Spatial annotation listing
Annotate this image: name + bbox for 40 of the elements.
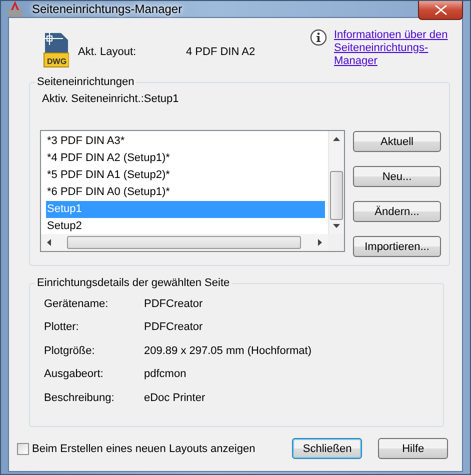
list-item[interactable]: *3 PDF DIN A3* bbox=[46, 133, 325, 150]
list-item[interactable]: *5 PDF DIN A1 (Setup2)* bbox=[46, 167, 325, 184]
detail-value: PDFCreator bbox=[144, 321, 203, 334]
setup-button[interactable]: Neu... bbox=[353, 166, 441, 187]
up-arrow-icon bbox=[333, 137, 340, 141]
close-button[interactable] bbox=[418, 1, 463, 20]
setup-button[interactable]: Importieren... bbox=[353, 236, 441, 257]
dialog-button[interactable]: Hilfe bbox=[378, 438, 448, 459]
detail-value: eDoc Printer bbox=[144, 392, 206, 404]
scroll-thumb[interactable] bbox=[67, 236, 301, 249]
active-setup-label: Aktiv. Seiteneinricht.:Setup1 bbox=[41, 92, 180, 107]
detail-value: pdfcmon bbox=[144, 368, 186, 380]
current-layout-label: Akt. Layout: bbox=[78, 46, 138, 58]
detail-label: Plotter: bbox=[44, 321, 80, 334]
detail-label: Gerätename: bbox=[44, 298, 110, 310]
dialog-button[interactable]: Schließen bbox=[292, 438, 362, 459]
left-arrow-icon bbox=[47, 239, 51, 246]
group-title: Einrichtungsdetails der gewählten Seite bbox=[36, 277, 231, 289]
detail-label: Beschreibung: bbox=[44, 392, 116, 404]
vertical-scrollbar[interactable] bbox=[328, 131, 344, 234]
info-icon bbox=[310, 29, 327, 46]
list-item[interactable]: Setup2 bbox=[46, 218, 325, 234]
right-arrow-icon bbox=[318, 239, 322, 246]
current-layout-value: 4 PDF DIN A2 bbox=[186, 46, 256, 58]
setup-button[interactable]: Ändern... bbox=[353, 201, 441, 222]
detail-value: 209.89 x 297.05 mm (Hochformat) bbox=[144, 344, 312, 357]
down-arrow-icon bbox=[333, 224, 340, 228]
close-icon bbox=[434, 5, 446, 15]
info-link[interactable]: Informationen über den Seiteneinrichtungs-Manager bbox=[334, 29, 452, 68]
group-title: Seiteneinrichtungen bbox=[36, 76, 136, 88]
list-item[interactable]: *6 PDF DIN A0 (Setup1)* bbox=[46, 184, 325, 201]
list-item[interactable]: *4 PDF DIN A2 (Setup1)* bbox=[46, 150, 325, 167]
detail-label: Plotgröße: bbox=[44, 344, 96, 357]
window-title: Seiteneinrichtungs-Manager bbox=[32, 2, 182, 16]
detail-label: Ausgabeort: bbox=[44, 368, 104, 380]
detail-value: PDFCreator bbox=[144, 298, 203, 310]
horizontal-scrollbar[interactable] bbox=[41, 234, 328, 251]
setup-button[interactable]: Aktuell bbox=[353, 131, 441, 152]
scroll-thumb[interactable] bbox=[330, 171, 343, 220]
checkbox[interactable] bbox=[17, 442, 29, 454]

**What is needed**
Can you reproduce the listing above with "action-button" substituted for every "setup-button" and everything else unchanged? Leave the pictures out.

**Final result**
Annotate this image: name + bbox for 40 of the elements.
list-item[interactable]: *3 PDF DIN A3* bbox=[46, 133, 325, 150]
list-item[interactable]: *5 PDF DIN A1 (Setup2)* bbox=[46, 167, 325, 184]
detail-value: PDFCreator bbox=[144, 321, 203, 334]
action-button[interactable]: Neu... bbox=[353, 166, 441, 187]
up-arrow-icon bbox=[333, 137, 340, 141]
close-button[interactable] bbox=[418, 1, 463, 20]
action-button[interactable]: Importieren... bbox=[353, 236, 441, 257]
dialog-button[interactable]: Hilfe bbox=[378, 438, 448, 459]
detail-value: eDoc Printer bbox=[144, 392, 206, 404]
scroll-thumb[interactable] bbox=[67, 236, 301, 249]
active-setup-label: Aktiv. Seiteneinricht.:Setup1 bbox=[41, 92, 180, 107]
detail-value: pdfcmon bbox=[144, 368, 186, 380]
current-layout-label: Akt. Layout: bbox=[78, 46, 138, 58]
detail-label: Plotter: bbox=[44, 321, 80, 334]
detail-label: Gerätename: bbox=[44, 298, 110, 310]
dialog-button[interactable]: Schließen bbox=[292, 438, 362, 459]
left-arrow-icon bbox=[47, 239, 51, 246]
group-title: Einrichtungsdetails der gewählten Seite bbox=[36, 277, 231, 289]
detail-label: Beschreibung: bbox=[44, 392, 116, 404]
vertical-scrollbar[interactable] bbox=[328, 131, 344, 234]
info-icon bbox=[310, 29, 327, 46]
list-item[interactable]: Setup2 bbox=[46, 218, 325, 234]
right-arrow-icon bbox=[318, 239, 322, 246]
current-layout-value: 4 PDF DIN A2 bbox=[186, 46, 256, 58]
action-button[interactable]: Ändern... bbox=[353, 201, 441, 222]
detail-value: 209.89 x 297.05 mm (Hochformat) bbox=[144, 344, 312, 357]
down-arrow-icon bbox=[333, 224, 340, 228]
close-icon bbox=[434, 5, 446, 15]
info-link[interactable]: Informationen über den Seiteneinrichtungs-Manager bbox=[334, 29, 452, 68]
group-title: Seiteneinrichtungen bbox=[36, 76, 136, 88]
list-item[interactable]: *6 PDF DIN A0 (Setup1)* bbox=[46, 184, 325, 201]
list-item[interactable]: *4 PDF DIN A2 (Setup1)* bbox=[46, 150, 325, 167]
detail-label: Plotgröße: bbox=[44, 344, 96, 357]
window-title: Seiteneinrichtungs-Manager bbox=[32, 2, 182, 16]
detail-label: Ausgabeort: bbox=[44, 368, 104, 380]
detail-value: PDFCreator bbox=[144, 298, 203, 310]
horizontal-scrollbar[interactable] bbox=[41, 234, 328, 251]
action-button[interactable]: Aktuell bbox=[353, 131, 441, 152]
scroll-thumb[interactable] bbox=[330, 171, 343, 220]
checkbox[interactable] bbox=[17, 442, 29, 454]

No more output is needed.